## About this task
All lines in the data below carrying the string "Intensity" are to be located and copied.
§
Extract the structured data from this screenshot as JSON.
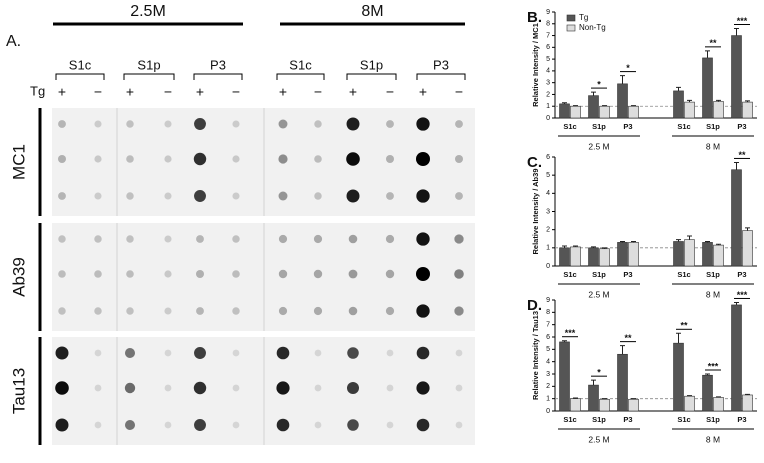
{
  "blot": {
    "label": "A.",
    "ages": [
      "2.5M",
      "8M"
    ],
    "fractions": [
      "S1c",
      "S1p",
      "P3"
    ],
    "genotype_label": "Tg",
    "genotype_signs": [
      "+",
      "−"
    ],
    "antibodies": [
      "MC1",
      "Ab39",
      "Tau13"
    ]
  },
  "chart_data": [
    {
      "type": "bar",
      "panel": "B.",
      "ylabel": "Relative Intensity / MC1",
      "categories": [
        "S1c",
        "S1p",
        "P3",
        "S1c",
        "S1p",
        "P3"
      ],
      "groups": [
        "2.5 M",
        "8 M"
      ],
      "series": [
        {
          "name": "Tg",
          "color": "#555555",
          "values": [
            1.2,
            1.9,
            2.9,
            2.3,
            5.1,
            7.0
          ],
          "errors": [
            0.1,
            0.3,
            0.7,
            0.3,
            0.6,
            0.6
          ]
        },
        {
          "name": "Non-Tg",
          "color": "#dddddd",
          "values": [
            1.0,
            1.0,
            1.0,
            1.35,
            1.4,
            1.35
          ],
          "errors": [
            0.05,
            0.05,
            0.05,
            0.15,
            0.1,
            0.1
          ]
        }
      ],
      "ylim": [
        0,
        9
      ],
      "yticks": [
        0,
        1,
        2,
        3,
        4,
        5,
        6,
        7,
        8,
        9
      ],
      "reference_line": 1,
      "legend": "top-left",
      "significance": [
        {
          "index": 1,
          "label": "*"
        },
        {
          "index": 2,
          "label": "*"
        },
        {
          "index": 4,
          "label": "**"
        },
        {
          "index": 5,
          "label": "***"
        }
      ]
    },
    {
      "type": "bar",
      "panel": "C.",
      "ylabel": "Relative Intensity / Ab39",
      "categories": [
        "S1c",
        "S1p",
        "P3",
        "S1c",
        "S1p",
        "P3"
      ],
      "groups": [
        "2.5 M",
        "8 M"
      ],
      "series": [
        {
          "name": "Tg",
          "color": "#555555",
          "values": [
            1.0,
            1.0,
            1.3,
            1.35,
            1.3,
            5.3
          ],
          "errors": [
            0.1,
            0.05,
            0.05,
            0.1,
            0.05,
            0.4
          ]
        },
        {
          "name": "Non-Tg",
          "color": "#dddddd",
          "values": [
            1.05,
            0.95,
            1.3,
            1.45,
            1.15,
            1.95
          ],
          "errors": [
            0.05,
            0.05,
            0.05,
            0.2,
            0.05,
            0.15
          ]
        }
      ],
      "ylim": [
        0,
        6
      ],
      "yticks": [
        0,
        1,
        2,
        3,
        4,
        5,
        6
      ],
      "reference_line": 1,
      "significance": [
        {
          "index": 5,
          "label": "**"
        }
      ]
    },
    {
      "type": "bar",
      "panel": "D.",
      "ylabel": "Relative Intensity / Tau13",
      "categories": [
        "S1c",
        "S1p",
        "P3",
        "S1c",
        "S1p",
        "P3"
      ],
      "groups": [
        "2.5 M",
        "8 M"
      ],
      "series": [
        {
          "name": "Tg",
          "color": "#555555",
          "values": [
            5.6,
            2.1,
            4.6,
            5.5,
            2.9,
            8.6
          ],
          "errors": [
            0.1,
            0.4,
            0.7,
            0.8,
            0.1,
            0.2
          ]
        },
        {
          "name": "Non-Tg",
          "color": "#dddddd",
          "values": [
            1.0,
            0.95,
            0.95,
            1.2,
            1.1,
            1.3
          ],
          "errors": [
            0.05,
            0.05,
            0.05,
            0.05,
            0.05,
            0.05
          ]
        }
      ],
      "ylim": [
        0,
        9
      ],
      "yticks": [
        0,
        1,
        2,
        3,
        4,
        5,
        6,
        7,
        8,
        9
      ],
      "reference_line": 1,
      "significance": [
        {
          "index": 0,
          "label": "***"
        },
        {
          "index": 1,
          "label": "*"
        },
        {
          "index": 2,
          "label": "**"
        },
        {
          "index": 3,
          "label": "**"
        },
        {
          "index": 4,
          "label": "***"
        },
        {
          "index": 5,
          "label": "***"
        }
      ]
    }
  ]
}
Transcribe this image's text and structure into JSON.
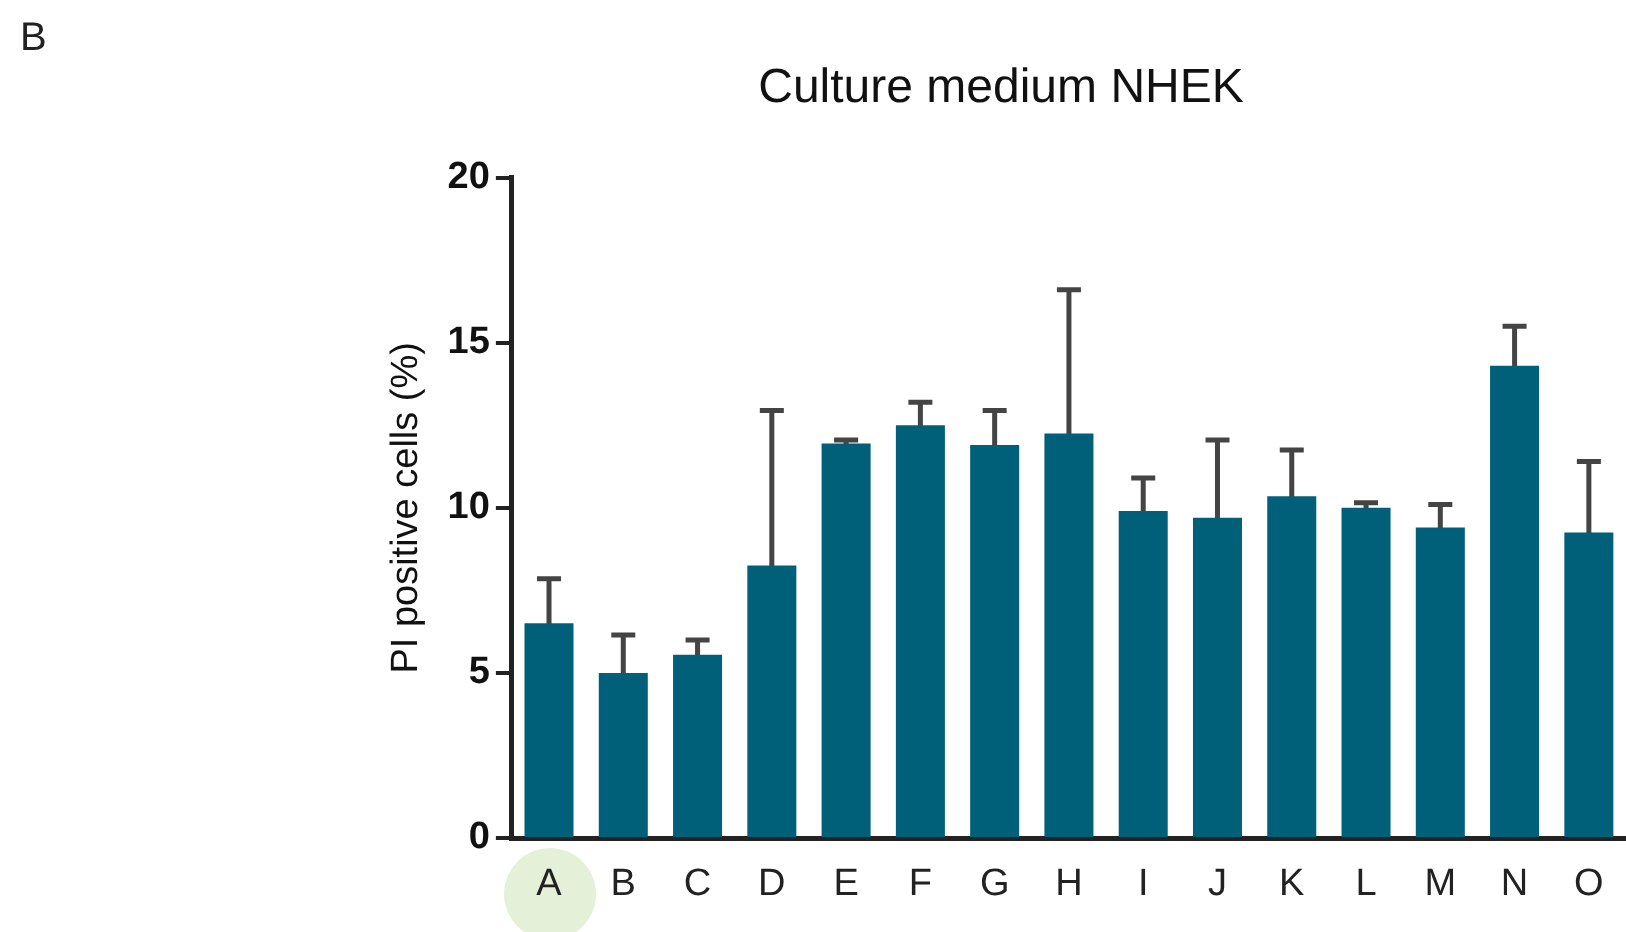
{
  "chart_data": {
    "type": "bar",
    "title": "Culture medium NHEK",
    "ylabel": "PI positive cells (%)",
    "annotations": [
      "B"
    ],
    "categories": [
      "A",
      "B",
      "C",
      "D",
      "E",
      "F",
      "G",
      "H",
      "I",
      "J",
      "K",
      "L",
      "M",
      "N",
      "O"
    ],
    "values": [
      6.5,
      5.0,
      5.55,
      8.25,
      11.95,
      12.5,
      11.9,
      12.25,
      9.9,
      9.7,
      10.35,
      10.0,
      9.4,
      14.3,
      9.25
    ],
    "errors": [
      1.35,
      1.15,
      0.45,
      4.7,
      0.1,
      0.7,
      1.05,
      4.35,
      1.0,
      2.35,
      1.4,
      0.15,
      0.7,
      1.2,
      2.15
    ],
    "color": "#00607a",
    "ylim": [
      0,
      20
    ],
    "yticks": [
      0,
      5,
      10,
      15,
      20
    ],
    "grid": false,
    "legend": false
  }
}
§
## Result of the exercise
      "ylabel": "Relative Intensity / MC1",
      "ylabel": "Relative Intensity / Ab39",
      "ylabel": "Relative Intensity / Tau13",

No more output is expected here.